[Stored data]

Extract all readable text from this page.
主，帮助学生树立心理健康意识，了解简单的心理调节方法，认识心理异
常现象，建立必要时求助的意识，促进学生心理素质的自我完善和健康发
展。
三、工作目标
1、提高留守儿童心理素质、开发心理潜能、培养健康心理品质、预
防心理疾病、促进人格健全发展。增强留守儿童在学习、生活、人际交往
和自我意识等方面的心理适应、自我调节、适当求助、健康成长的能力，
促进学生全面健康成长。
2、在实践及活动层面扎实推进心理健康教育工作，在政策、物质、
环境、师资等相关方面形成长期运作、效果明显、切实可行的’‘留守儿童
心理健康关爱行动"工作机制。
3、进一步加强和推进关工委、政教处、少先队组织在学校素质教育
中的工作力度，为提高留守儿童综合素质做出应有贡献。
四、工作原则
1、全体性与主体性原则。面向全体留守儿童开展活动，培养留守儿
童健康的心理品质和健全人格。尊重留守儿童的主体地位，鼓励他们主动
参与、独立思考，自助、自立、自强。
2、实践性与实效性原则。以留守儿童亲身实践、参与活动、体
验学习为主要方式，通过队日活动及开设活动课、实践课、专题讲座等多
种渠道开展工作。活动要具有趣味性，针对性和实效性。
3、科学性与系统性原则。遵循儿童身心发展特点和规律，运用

==

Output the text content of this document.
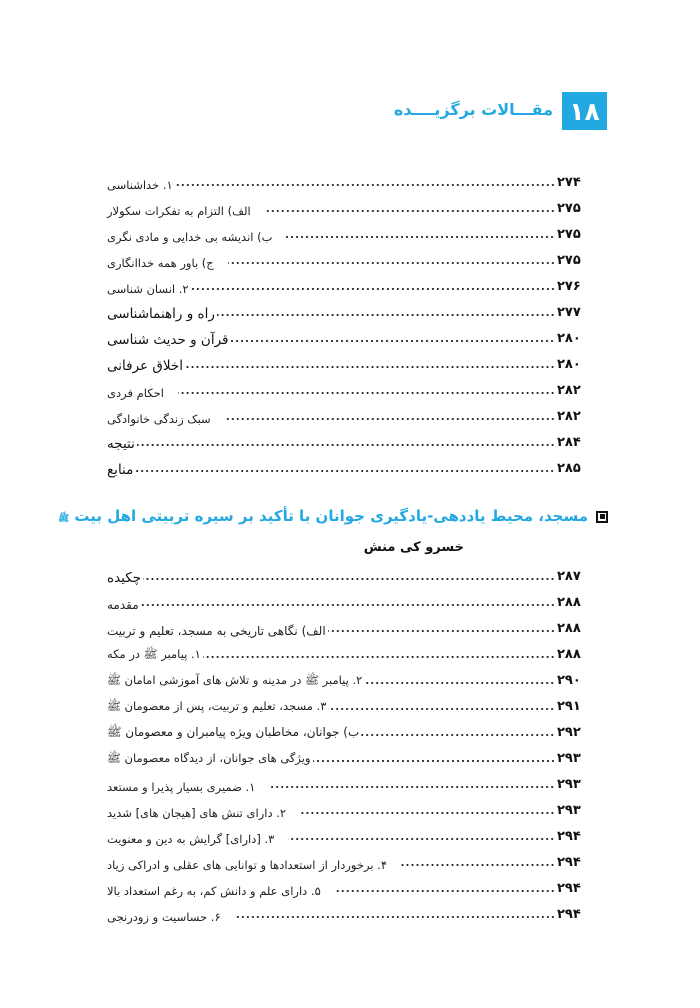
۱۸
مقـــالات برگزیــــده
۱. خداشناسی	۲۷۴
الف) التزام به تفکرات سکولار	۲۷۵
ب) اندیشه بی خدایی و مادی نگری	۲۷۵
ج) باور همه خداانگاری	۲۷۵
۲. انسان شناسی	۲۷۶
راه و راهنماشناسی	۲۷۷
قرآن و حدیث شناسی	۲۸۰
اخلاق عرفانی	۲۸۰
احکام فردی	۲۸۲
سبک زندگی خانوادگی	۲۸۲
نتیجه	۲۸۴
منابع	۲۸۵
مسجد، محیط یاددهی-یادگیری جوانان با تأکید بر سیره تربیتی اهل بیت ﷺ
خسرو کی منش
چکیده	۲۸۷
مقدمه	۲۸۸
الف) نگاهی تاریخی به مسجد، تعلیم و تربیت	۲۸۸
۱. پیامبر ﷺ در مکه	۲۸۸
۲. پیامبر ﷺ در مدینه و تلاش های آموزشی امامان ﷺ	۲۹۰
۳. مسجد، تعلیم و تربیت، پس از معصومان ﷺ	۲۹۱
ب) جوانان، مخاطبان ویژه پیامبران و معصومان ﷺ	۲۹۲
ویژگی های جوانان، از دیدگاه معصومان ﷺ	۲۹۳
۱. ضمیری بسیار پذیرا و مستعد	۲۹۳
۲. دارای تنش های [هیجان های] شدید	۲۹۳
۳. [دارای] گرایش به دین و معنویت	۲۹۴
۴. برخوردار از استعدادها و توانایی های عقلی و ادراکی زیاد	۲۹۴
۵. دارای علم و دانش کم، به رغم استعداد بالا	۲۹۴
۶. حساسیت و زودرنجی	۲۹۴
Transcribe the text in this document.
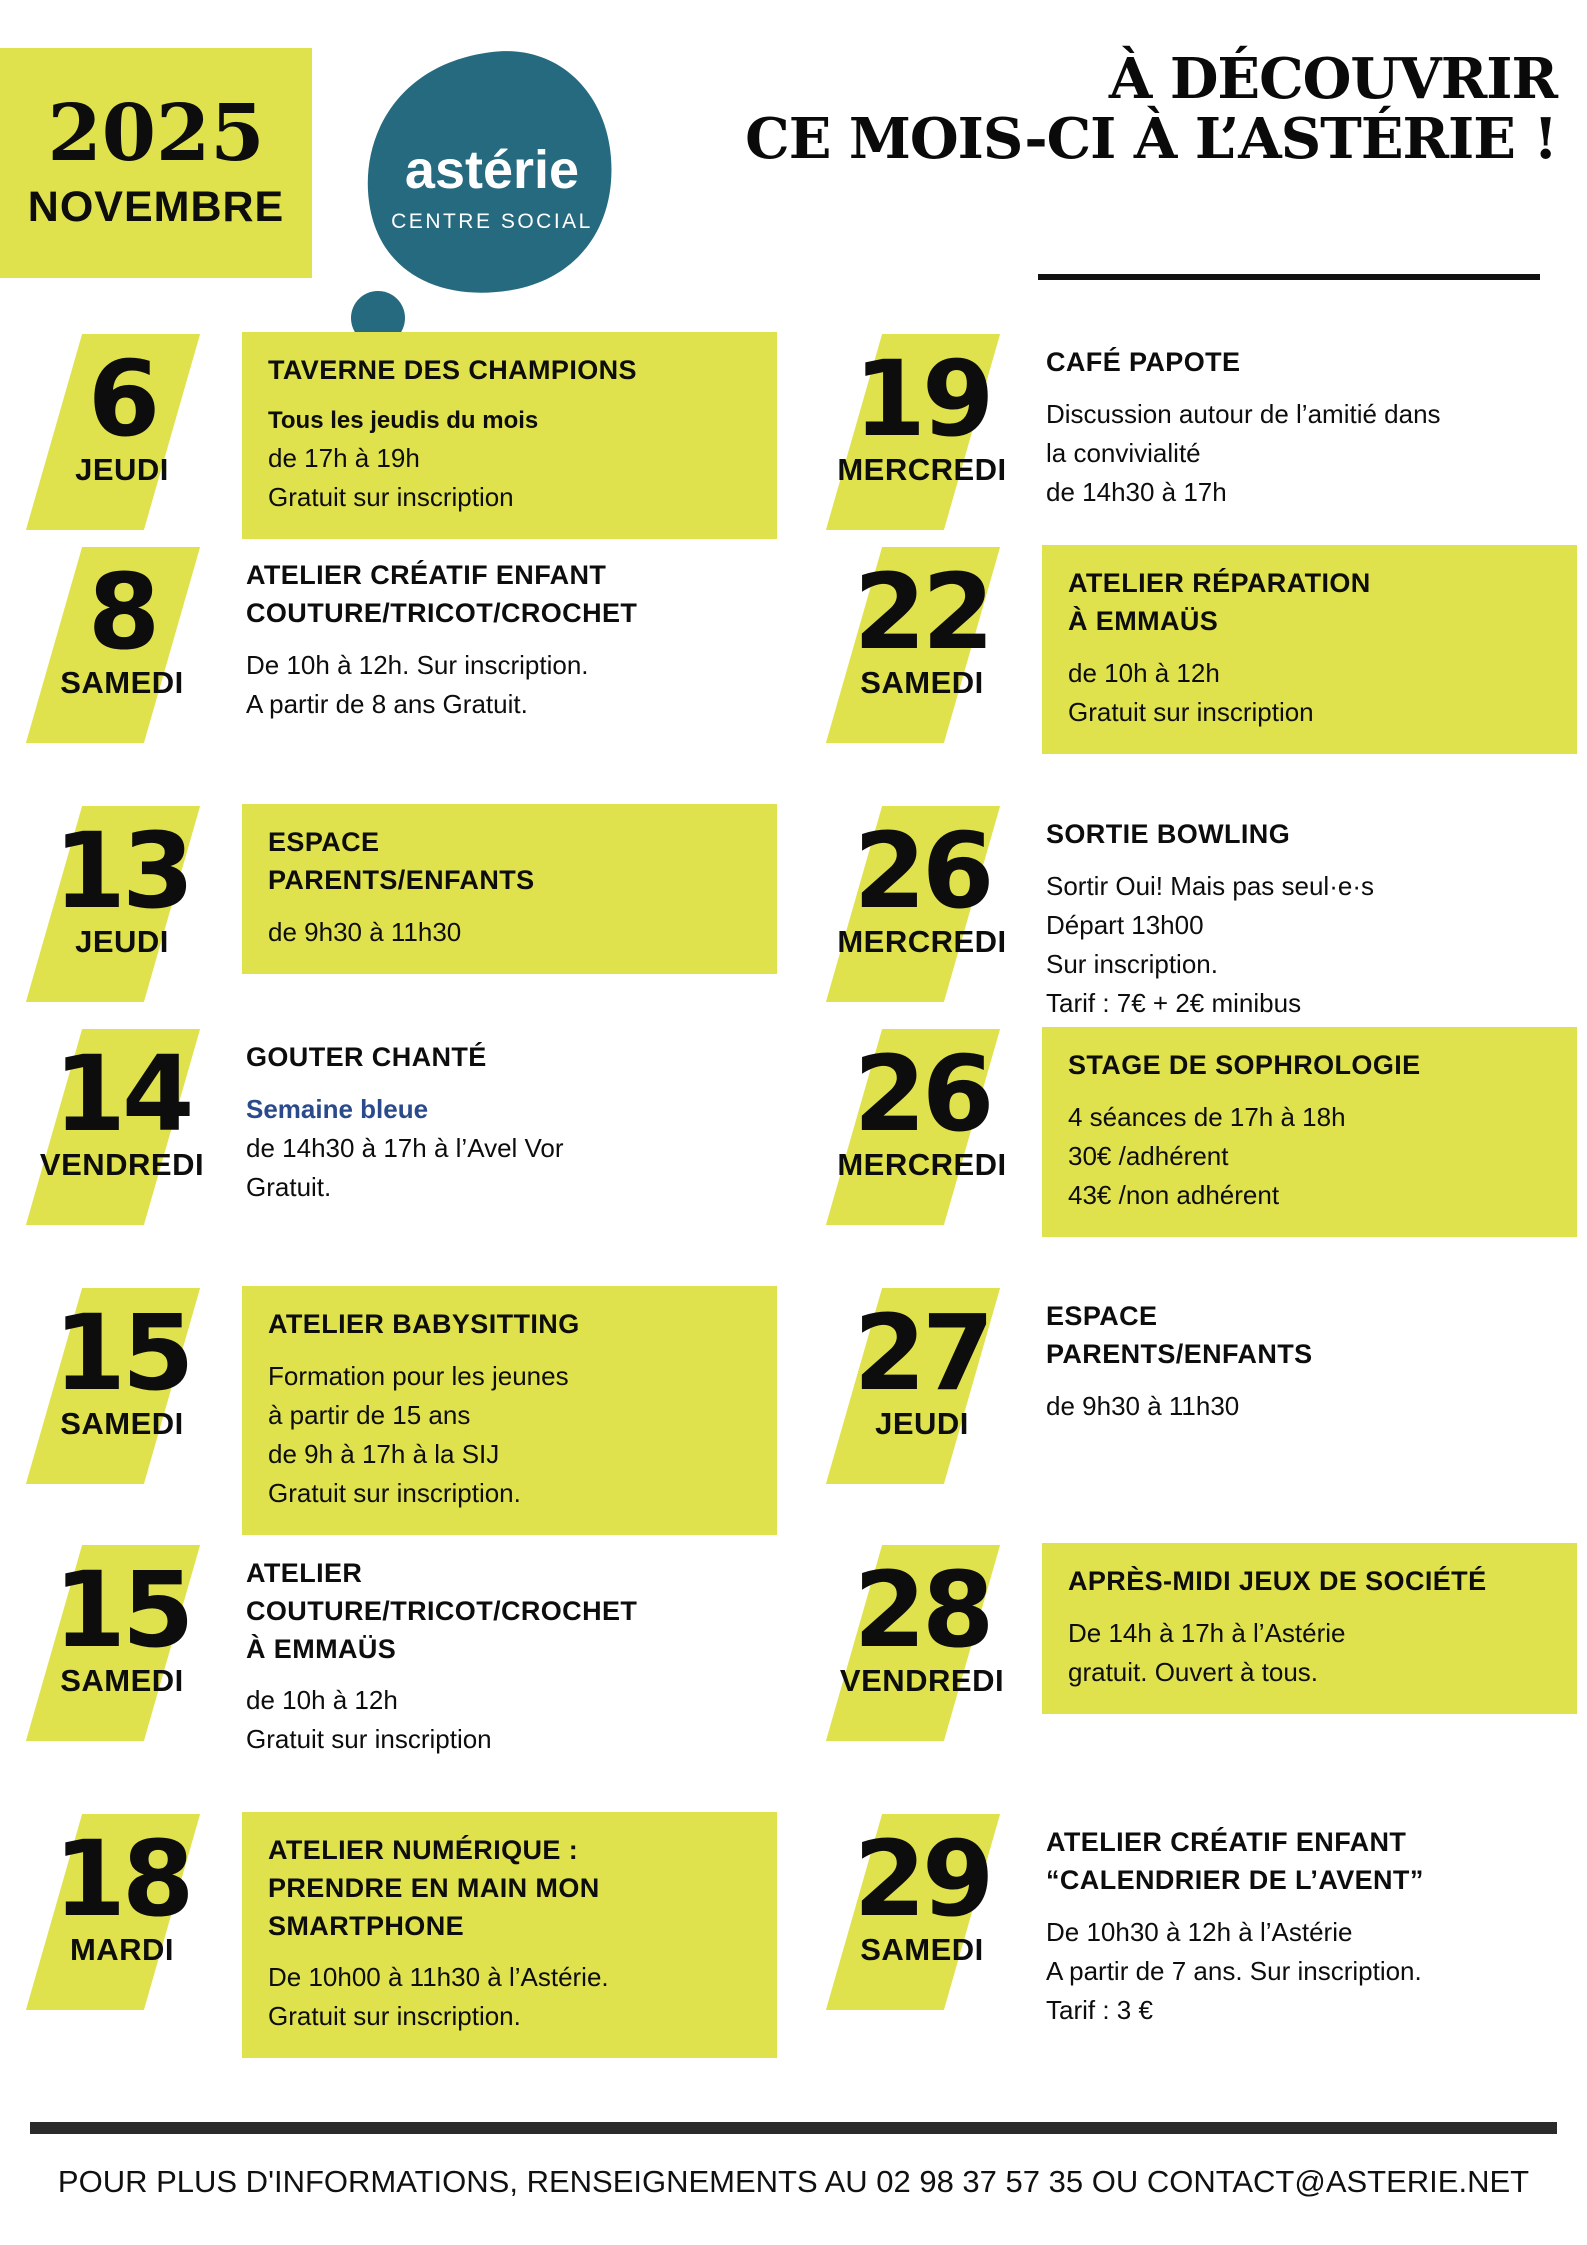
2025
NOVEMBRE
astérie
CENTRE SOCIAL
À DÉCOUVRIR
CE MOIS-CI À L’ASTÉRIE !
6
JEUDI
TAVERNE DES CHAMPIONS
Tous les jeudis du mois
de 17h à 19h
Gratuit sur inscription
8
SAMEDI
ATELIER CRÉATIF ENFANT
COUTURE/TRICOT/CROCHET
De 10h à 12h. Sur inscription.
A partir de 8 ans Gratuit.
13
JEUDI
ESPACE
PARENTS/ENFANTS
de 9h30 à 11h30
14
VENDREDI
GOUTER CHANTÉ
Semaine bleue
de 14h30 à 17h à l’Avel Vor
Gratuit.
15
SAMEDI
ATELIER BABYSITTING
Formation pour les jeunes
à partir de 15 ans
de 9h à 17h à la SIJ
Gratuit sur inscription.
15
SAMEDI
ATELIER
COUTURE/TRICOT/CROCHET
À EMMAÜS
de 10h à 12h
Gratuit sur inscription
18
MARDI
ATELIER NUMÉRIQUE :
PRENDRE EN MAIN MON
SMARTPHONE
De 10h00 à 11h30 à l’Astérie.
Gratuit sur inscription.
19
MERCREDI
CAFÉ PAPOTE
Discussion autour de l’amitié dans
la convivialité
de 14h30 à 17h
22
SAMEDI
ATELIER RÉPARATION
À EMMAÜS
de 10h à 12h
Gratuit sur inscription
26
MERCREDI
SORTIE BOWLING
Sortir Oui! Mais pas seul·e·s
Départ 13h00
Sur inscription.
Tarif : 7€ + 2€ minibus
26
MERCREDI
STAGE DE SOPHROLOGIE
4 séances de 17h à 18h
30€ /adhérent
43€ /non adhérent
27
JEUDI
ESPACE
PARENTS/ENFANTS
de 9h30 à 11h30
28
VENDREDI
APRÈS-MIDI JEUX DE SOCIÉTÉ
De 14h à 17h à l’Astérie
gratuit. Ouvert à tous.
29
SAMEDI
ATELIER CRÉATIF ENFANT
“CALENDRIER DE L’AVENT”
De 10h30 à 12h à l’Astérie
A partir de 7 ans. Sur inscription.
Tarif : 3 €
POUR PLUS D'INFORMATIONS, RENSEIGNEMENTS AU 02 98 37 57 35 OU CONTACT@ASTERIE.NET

> [Problem description] Go through the records above and copy every line with the word "دارای".

> [Answer to the task]
۲. دارای تنش های [هیجان های] شدید	۲۹۳
۳. [دارای] گرایش به دین و معنویت	۲۹۴
۵. دارای علم و دانش کم، به رغم استعداد بالا	۲۹۴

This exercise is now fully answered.